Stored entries
:::

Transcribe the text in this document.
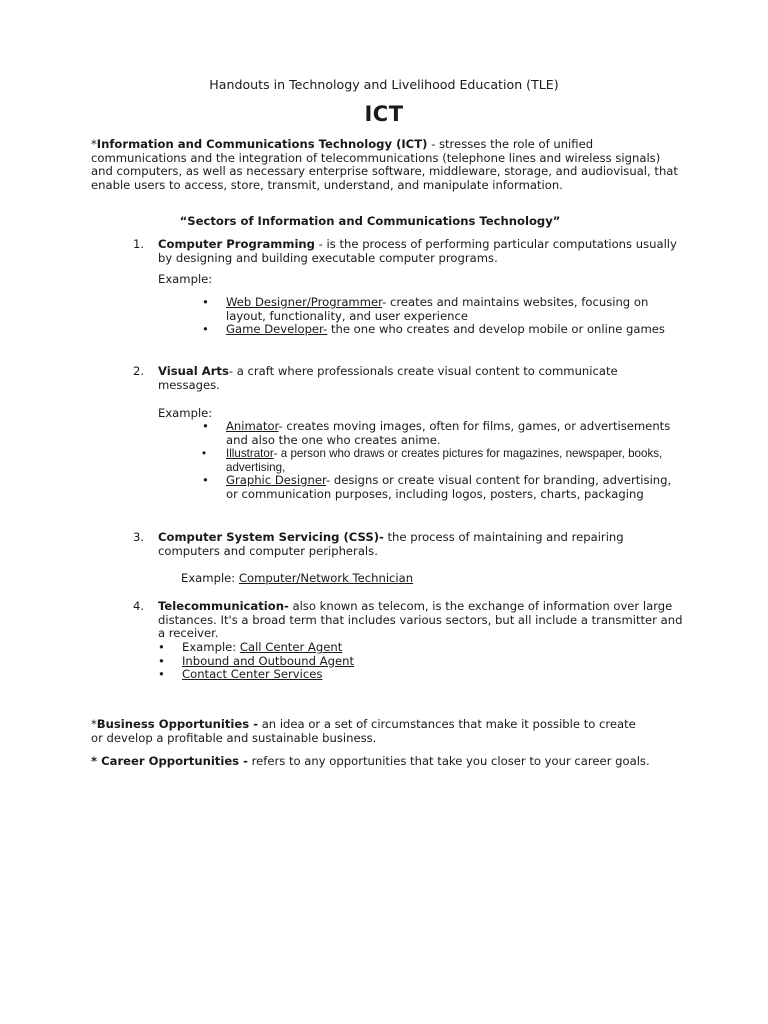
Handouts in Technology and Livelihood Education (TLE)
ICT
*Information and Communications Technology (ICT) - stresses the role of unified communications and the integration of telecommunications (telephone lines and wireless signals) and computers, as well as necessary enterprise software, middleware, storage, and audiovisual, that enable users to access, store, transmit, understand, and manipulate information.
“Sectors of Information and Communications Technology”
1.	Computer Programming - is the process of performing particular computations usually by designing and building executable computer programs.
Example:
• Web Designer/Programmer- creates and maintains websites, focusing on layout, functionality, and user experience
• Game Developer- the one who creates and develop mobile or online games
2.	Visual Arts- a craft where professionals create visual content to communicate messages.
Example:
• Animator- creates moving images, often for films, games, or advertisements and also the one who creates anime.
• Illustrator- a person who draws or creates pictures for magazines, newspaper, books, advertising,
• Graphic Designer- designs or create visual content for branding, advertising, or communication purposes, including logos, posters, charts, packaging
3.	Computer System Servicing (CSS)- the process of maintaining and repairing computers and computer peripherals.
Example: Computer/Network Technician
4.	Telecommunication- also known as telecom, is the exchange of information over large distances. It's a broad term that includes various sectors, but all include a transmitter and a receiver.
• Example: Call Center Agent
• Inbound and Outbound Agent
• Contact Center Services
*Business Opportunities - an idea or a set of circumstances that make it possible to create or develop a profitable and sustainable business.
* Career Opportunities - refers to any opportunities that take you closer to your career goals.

:::

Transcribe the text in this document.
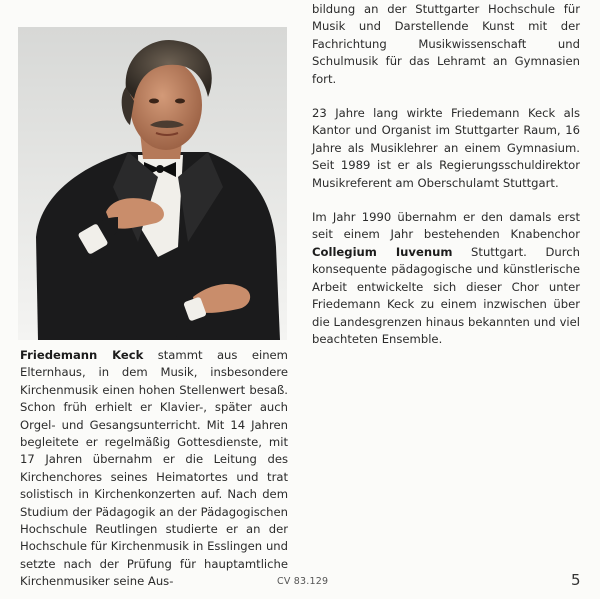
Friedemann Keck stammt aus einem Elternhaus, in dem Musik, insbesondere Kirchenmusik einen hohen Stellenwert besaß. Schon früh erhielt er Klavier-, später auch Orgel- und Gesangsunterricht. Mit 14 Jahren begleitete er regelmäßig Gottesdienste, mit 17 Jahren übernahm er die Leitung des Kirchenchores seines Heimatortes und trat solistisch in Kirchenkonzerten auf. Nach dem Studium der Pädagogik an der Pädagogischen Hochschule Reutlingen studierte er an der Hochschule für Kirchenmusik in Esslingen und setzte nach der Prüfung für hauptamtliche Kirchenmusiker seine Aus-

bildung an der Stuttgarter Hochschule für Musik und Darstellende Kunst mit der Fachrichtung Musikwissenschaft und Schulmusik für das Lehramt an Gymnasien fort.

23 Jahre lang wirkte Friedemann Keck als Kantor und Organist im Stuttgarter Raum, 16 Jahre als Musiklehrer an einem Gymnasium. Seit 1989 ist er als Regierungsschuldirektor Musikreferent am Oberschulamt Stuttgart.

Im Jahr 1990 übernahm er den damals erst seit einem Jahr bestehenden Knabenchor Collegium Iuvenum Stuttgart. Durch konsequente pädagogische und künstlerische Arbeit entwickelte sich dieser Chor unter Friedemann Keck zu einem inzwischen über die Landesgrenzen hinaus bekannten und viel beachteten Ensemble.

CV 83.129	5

:::

PROBLEM:
Say how many lines of the data include the string "Center". Nothing other than the number should be given.

WRITTEN REPLY:
2